__Provided records__.
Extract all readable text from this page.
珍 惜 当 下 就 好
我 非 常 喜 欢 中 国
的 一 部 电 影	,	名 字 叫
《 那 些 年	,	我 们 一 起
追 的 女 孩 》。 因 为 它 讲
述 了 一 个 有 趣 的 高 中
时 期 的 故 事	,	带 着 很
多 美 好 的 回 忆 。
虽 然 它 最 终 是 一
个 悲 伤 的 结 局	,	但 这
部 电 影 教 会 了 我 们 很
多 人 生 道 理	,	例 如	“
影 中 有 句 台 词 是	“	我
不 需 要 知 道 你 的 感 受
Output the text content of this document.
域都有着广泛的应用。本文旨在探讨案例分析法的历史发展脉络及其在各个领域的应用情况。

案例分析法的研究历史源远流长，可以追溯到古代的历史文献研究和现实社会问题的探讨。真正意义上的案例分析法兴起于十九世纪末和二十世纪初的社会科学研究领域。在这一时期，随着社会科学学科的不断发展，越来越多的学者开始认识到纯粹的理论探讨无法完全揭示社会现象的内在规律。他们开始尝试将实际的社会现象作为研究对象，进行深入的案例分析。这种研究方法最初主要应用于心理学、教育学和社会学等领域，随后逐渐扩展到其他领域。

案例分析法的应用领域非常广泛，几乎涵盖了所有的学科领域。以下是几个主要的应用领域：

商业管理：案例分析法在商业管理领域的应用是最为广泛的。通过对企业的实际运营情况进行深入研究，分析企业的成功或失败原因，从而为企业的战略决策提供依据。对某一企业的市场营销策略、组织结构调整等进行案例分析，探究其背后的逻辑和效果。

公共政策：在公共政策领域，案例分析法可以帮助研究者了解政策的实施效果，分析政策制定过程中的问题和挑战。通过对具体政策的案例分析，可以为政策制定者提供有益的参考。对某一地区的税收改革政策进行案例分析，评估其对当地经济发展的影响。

__Written request__.
Extract each line of the material exactly as it stands.

__Task response__.
Extract all readable text from this page.
珍 惜 当 下 就 好
我 非 常 喜 欢 中 国
的 一 部 电 影	,	名 字 叫
《 那 些 年	,	我 们 一 起
追 的 女 孩 》。 因 为 它 讲
述 了 一 个 有 趣 的 高 中
时 期 的 故 事	,	带 着 很
多 美 好 的 回 忆 。
虽 然 它 最 终 是 一
个 悲 伤 的 结 局	,	但 这
部 电 影 教 会 了 我 们 很
多 人 生 道 理	,	例 如	“
影 中 有 句 台 词 是	“	我
不 需 要 知 道 你 的 感 受
Output the text content of this document.
域都有着广泛的应用。本文旨在探讨案例分析法的历史发展脉络及其在各个领域的应用情况。

案例分析法的研究历史源远流长，可以追溯到古代的历史文献研究和现实社会问题的探讨。真正意义上的案例分析法兴起于十九世纪末和二十世纪初的社会科学研究领域。在这一时期，随着社会科学学科的不断发展，越来越多的学者开始认识到纯粹的理论探讨无法完全揭示社会现象的内在规律。他们开始尝试将实际的社会现象作为研究对象，进行深入的案例分析。这种研究方法最初主要应用于心理学、教育学和社会学等领域，随后逐渐扩展到其他领域。

案例分析法的应用领域非常广泛，几乎涵盖了所有的学科领域。以下是几个主要的应用领域：

商业管理：案例分析法在商业管理领域的应用是最为广泛的。通过对企业的实际运营情况进行深入研究，分析企业的成功或失败原因，从而为企业的战略决策提供依据。对某一企业的市场营销策略、组织结构调整等进行案例分析，探究其背后的逻辑和效果。

公共政策：在公共政策领域，案例分析法可以帮助研究者了解政策的实施效果，分析政策制定过程中的问题和挑战。通过对具体政策的案例分析，可以为政策制定者提供有益的参考。对某一地区的税收改革政策进行案例分析，评估其对当地经济发展的影响。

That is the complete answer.